● Stated problem: Sort through the entries below and pull out lines containing the word "xlabel".

● Available data:
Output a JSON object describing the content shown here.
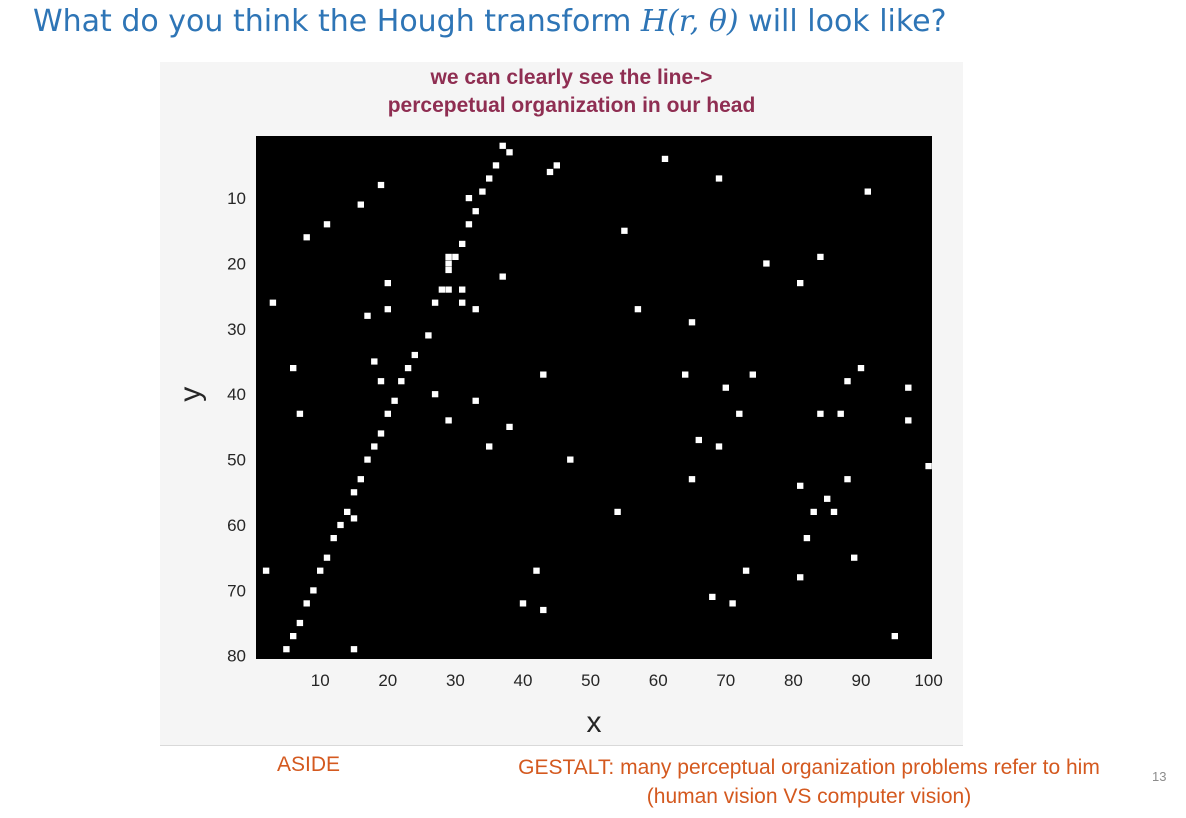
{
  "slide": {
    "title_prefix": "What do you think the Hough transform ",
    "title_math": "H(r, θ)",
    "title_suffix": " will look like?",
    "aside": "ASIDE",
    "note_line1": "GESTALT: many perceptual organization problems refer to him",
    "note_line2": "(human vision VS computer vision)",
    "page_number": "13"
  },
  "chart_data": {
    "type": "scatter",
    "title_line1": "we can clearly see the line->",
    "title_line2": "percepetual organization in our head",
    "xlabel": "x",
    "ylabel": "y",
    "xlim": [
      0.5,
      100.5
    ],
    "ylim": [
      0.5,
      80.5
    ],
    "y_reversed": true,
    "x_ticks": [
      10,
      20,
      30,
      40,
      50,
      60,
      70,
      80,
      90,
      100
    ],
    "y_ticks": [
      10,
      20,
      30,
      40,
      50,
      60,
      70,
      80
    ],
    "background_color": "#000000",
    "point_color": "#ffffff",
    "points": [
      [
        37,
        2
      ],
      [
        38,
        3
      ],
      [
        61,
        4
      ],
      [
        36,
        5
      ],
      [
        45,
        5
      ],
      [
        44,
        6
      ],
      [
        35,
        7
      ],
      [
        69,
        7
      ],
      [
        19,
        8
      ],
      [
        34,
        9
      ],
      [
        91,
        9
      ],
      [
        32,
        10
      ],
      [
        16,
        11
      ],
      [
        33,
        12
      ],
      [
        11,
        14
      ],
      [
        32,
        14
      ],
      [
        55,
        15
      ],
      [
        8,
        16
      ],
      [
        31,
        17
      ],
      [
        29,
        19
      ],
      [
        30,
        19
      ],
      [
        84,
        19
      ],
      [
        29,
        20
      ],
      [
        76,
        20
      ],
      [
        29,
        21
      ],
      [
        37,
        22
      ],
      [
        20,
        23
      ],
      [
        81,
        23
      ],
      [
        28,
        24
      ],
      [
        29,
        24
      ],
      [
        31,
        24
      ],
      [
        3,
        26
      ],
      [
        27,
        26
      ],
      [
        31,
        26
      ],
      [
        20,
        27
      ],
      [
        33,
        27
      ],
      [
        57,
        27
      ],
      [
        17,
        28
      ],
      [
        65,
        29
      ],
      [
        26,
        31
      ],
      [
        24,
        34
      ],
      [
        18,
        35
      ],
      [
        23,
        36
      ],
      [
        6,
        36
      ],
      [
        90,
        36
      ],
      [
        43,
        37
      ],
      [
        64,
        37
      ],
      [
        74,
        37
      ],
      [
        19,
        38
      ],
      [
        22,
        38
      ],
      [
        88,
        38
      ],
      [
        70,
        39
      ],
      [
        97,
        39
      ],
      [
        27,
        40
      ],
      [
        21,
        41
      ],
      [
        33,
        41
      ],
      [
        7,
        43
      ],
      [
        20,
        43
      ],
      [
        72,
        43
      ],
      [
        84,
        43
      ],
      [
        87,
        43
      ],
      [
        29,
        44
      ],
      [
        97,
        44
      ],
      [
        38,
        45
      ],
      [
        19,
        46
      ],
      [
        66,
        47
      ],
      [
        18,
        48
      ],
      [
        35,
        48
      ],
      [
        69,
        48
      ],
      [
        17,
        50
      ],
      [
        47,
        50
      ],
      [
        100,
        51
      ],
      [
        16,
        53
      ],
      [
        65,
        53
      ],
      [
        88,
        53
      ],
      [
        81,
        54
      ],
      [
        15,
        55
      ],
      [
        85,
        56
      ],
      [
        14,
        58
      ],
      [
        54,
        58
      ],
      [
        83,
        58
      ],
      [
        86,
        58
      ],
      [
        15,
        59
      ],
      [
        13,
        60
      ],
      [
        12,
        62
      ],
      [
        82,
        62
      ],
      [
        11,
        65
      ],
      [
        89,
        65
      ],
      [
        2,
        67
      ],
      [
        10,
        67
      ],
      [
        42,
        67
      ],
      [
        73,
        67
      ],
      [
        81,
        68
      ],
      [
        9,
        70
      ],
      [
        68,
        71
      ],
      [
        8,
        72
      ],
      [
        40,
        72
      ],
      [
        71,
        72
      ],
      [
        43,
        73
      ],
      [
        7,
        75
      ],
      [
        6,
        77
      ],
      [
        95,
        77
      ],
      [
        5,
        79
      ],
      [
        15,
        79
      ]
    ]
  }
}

---

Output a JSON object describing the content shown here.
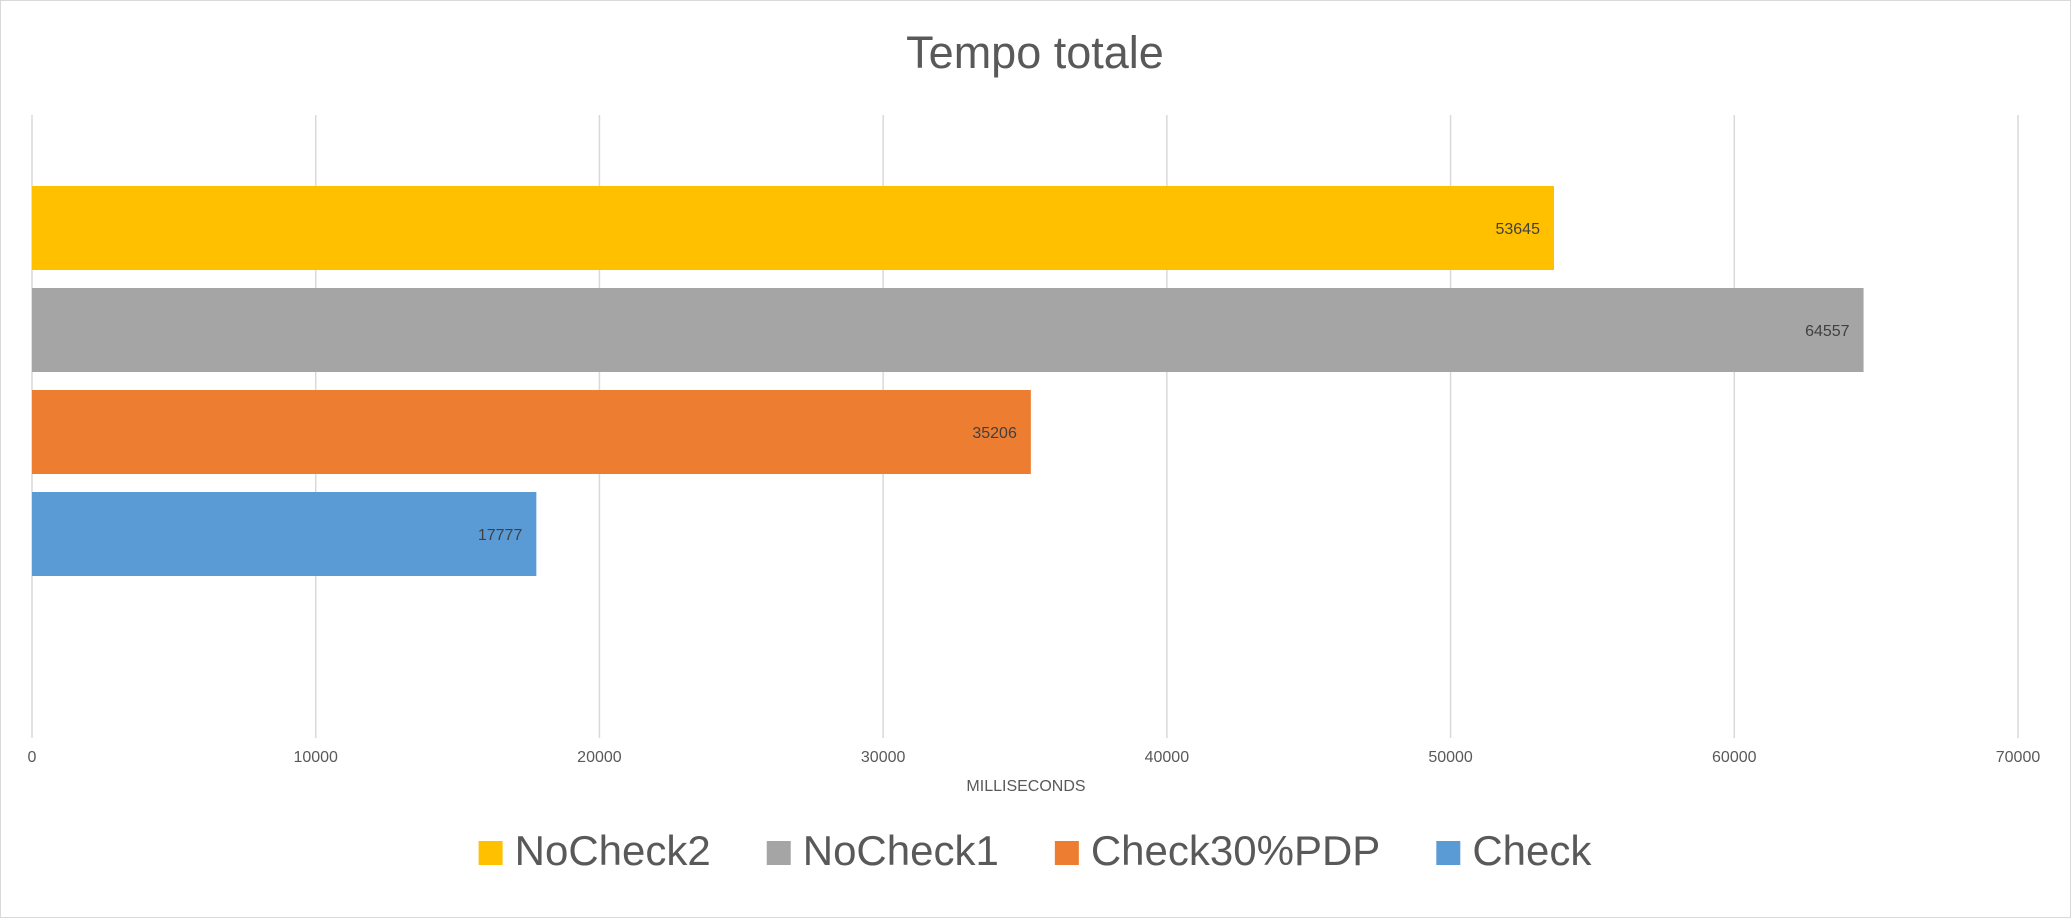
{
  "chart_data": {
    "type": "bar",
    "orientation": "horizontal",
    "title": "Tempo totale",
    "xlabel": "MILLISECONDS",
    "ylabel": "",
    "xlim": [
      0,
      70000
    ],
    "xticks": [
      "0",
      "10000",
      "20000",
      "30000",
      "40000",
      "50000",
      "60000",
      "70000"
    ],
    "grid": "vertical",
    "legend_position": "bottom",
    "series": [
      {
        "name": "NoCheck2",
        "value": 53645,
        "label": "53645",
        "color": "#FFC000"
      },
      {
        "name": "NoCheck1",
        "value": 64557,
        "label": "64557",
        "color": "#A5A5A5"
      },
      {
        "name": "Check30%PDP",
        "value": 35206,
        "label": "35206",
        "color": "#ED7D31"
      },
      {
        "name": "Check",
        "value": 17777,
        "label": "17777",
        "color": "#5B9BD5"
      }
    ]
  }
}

...

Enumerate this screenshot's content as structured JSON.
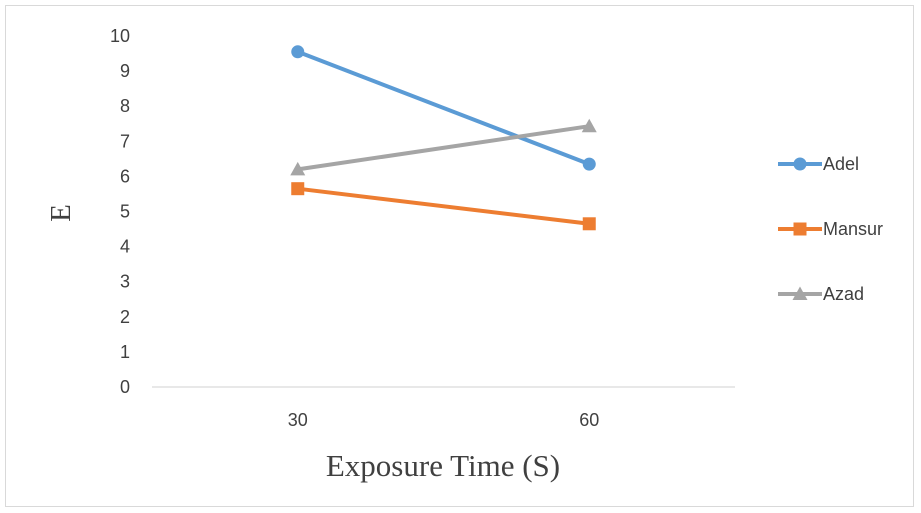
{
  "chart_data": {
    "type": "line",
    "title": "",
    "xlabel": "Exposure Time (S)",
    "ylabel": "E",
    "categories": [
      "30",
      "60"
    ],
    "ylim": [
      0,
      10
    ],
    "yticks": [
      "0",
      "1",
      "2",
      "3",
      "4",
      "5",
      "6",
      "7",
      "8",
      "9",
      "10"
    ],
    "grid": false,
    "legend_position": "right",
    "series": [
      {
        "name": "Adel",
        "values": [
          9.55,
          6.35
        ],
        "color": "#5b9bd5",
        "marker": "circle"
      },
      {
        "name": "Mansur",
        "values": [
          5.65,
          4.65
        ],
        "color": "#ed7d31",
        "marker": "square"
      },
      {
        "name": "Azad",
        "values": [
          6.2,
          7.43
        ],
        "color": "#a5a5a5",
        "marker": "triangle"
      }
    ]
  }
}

● Final result:
    "xlabel": "x",
    "xlabel": "MILLISECONDS",
    "xlabel": "Exposure Time (S)",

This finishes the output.